» Challenge
Copy all lines that contain the word "صلوات".

» Given entries
☆ ☆ ☆ ☆ ☆ ☆ ☆

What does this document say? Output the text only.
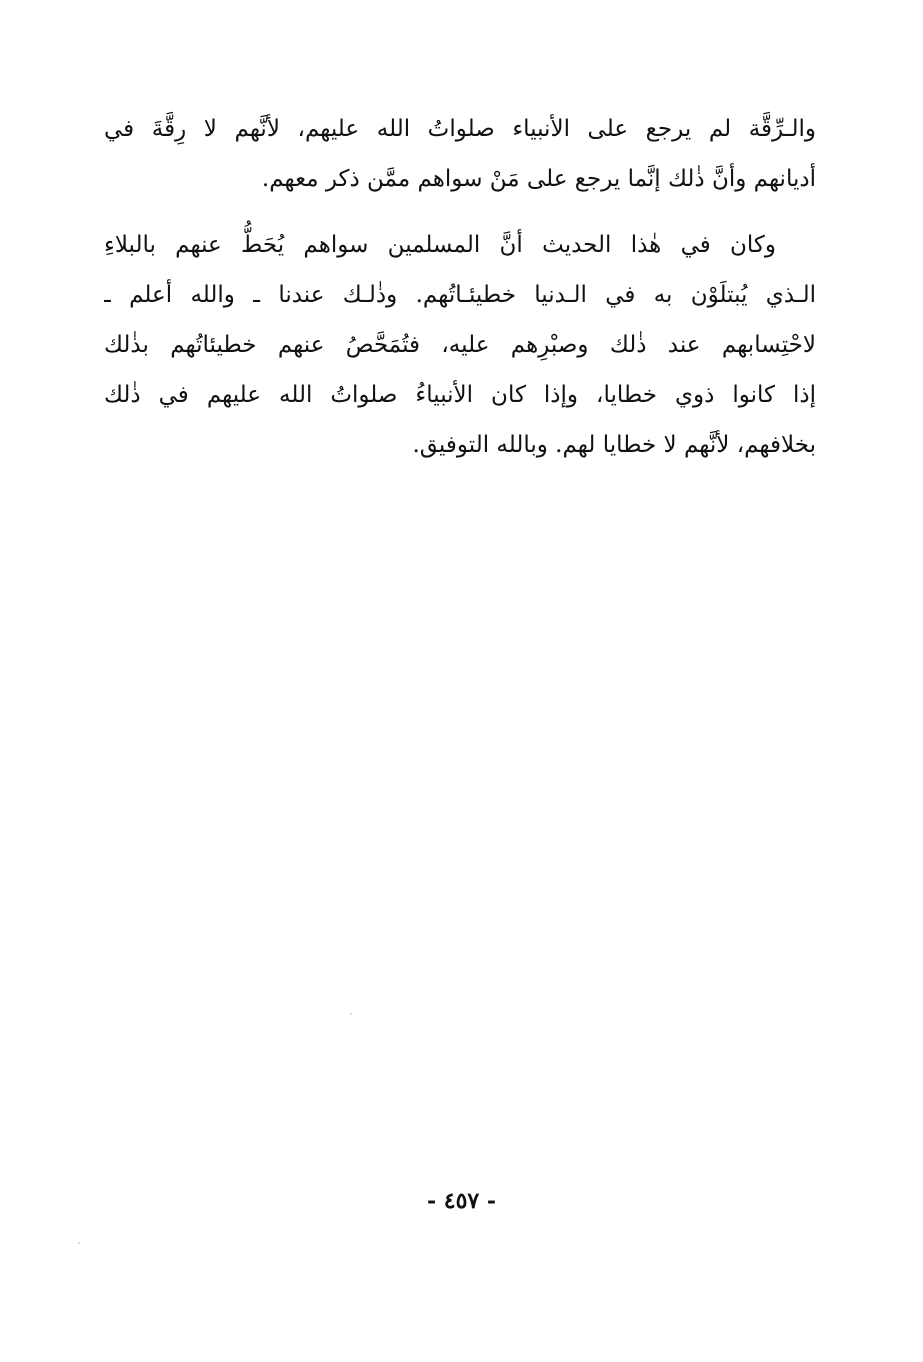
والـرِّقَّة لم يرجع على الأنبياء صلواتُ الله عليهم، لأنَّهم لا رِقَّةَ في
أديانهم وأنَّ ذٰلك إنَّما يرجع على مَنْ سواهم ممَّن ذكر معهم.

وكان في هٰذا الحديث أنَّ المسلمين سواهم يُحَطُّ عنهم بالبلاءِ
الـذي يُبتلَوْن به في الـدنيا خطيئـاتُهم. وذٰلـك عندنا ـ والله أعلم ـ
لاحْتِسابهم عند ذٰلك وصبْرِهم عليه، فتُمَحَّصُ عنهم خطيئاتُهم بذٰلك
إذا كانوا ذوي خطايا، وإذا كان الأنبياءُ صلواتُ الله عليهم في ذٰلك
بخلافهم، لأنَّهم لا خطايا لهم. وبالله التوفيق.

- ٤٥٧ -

☆ ☆ ☆ ☆ ☆ ☆ ☆

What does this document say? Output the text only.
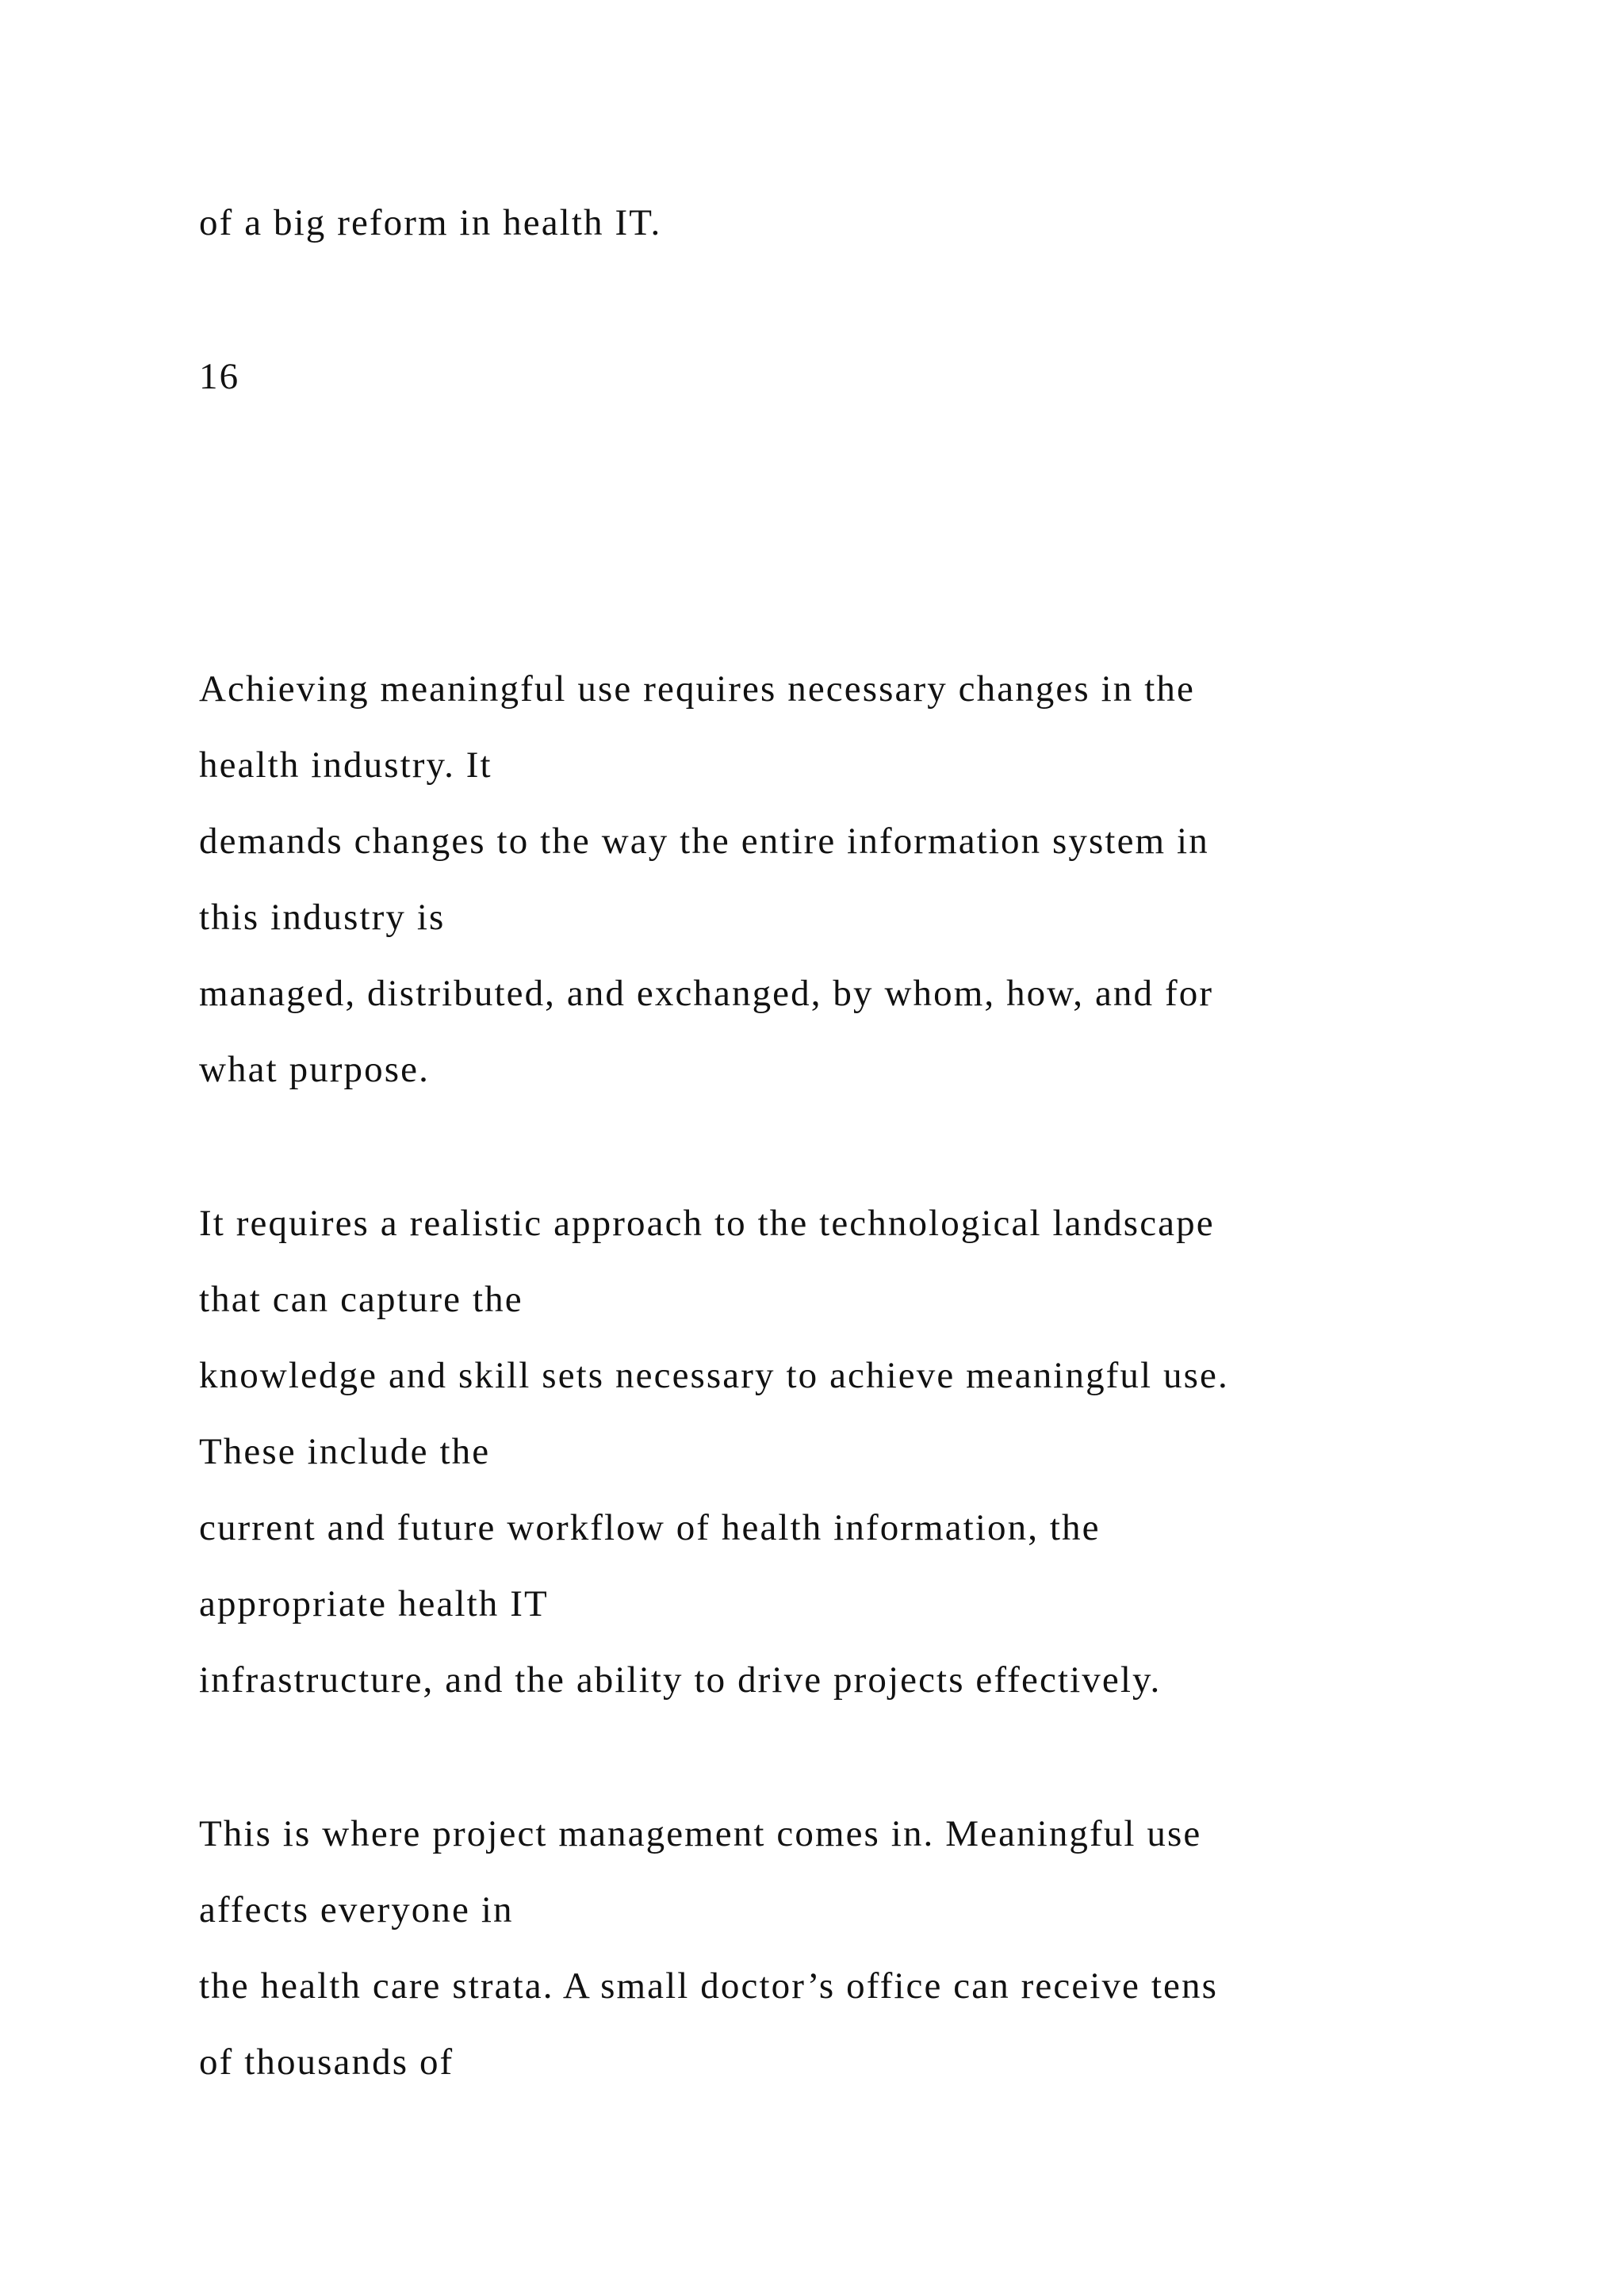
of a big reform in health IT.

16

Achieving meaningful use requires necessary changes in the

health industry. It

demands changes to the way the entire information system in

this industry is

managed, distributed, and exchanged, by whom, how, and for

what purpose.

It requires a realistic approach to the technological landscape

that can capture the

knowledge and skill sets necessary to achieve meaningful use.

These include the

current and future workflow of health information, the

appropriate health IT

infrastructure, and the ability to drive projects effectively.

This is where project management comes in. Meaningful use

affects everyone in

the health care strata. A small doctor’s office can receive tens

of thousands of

☆ ☆ ☆ ☆ ☆ ☆ ☆

» Result of the exercise
والـرِّقَّة لم يرجع على الأنبياء صلواتُ الله عليهم، لأنَّهم لا رِقَّةَ في
إذا كانوا ذوي خطايا، وإذا كان الأنبياءُ صلواتُ الله عليهم في ذٰلك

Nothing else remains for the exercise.